WHAT YOU HAVE TO DO
Which lines hold the string "Refined"? Copy every one of them.

DATA LISTING
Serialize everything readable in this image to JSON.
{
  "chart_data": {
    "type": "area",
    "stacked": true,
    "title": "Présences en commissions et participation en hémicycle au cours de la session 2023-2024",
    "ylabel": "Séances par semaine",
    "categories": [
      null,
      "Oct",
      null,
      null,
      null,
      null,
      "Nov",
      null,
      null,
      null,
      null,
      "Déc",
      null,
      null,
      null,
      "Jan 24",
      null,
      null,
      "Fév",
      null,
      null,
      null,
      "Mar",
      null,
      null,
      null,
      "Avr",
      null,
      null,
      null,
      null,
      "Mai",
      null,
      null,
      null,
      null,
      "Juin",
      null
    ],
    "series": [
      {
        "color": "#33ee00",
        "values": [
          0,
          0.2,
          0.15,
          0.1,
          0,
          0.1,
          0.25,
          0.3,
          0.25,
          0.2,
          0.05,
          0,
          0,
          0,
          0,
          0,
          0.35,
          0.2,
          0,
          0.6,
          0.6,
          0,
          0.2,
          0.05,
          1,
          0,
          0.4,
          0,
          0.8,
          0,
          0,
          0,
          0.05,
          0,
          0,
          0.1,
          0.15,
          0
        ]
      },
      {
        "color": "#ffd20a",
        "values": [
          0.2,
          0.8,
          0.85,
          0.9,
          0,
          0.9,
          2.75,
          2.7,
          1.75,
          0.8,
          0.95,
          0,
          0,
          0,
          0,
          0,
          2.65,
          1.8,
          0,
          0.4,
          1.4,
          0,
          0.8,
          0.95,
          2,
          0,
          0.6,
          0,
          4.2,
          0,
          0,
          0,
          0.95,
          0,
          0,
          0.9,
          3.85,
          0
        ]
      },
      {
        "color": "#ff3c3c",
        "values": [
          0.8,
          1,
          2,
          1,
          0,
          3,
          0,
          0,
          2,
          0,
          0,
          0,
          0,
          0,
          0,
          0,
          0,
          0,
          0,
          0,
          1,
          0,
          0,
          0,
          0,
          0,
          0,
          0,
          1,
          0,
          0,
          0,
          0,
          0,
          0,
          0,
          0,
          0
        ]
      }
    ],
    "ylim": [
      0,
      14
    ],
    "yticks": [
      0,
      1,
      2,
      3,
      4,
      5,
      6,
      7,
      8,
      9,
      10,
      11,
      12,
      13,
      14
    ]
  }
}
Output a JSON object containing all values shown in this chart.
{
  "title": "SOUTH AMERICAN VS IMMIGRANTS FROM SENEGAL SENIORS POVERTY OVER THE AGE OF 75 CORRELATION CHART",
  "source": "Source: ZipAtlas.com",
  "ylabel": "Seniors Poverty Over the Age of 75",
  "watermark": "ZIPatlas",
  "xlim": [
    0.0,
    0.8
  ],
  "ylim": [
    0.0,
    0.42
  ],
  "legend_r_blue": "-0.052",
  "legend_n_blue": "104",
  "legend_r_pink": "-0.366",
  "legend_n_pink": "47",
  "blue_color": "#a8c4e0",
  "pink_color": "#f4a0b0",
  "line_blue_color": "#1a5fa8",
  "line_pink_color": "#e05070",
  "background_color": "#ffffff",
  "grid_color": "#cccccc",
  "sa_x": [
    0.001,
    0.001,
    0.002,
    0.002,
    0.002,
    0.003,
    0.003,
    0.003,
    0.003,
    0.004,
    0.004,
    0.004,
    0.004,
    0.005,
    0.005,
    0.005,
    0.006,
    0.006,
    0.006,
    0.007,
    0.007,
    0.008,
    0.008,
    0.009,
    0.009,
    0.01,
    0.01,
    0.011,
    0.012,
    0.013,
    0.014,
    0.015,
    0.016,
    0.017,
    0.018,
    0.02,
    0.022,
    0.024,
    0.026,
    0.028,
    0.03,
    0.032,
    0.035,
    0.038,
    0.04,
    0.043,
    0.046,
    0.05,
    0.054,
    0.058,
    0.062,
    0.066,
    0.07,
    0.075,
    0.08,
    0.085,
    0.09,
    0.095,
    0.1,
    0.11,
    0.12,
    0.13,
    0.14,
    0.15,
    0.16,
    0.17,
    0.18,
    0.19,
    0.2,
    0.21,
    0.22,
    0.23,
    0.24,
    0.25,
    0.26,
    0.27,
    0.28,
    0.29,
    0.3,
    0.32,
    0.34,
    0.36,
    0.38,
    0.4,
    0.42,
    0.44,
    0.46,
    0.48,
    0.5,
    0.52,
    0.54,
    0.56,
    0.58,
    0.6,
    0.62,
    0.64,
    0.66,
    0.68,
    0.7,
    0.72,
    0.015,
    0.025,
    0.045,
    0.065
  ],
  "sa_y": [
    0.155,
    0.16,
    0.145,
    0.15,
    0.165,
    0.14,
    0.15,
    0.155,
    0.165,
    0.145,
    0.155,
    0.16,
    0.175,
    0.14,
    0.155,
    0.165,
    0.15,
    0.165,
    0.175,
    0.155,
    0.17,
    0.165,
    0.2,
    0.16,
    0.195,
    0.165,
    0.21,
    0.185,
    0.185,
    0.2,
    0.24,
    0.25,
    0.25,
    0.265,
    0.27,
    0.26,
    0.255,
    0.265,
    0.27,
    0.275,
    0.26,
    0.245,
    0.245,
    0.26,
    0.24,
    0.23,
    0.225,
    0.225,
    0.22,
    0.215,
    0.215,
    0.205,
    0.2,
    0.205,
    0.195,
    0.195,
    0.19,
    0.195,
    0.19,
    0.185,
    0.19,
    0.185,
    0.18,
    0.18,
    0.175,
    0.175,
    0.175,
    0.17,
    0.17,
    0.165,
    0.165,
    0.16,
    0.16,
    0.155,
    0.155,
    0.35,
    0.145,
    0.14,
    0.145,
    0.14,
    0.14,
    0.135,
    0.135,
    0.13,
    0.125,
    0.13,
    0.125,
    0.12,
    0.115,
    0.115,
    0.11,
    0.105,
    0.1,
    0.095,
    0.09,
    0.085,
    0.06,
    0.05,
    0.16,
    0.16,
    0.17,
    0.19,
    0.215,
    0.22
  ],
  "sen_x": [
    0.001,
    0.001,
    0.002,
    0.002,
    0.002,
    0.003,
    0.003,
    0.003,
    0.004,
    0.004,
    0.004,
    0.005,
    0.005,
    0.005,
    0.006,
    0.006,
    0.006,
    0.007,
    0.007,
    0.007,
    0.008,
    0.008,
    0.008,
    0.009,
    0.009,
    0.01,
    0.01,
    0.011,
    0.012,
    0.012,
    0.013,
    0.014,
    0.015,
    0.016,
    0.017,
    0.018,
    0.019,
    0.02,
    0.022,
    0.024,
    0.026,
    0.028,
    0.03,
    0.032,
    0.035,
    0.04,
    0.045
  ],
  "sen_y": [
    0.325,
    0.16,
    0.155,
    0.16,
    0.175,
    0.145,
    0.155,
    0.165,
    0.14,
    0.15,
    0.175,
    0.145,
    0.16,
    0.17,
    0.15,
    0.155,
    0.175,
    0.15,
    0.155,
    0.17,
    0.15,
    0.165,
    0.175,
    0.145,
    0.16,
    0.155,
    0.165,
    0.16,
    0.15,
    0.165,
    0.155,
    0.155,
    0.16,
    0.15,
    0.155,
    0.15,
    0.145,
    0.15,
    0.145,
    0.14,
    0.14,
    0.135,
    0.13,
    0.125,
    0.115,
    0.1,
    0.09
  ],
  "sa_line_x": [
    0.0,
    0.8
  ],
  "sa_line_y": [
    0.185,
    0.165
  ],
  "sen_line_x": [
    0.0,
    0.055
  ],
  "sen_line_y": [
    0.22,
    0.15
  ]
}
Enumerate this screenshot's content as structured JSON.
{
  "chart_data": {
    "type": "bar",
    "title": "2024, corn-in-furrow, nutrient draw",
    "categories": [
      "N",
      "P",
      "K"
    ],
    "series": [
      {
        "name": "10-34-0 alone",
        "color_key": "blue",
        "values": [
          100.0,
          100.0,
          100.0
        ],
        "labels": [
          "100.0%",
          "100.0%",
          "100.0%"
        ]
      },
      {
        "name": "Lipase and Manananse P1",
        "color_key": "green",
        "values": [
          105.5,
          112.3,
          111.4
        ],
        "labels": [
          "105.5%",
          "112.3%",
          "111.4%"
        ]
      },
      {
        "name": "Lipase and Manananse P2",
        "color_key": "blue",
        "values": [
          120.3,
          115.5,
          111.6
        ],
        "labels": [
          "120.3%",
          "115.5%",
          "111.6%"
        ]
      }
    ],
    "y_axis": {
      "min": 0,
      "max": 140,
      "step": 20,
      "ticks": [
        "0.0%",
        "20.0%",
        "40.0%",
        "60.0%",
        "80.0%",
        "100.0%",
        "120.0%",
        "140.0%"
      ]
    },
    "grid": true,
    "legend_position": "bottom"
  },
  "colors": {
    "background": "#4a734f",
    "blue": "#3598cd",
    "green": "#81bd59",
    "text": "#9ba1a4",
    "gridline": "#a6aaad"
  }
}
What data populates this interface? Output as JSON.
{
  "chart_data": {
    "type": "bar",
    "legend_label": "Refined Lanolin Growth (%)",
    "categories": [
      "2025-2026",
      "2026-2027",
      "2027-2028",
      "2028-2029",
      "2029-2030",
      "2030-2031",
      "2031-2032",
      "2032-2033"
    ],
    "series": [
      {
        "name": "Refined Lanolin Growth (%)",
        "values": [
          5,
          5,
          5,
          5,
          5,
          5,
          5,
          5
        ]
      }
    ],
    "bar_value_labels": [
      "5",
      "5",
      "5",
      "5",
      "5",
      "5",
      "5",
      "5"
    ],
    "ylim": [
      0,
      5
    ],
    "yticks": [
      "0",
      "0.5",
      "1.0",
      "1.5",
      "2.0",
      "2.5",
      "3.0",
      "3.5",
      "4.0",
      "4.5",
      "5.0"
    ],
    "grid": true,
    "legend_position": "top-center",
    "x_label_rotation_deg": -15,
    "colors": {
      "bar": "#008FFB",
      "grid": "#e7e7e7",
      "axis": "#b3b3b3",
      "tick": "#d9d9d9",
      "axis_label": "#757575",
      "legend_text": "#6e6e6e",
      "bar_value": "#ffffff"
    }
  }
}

EXERCISE ANSWER
    "legend_label": "Refined Lanolin Growth (%)",
        "name": "Refined Lanolin Growth (%)",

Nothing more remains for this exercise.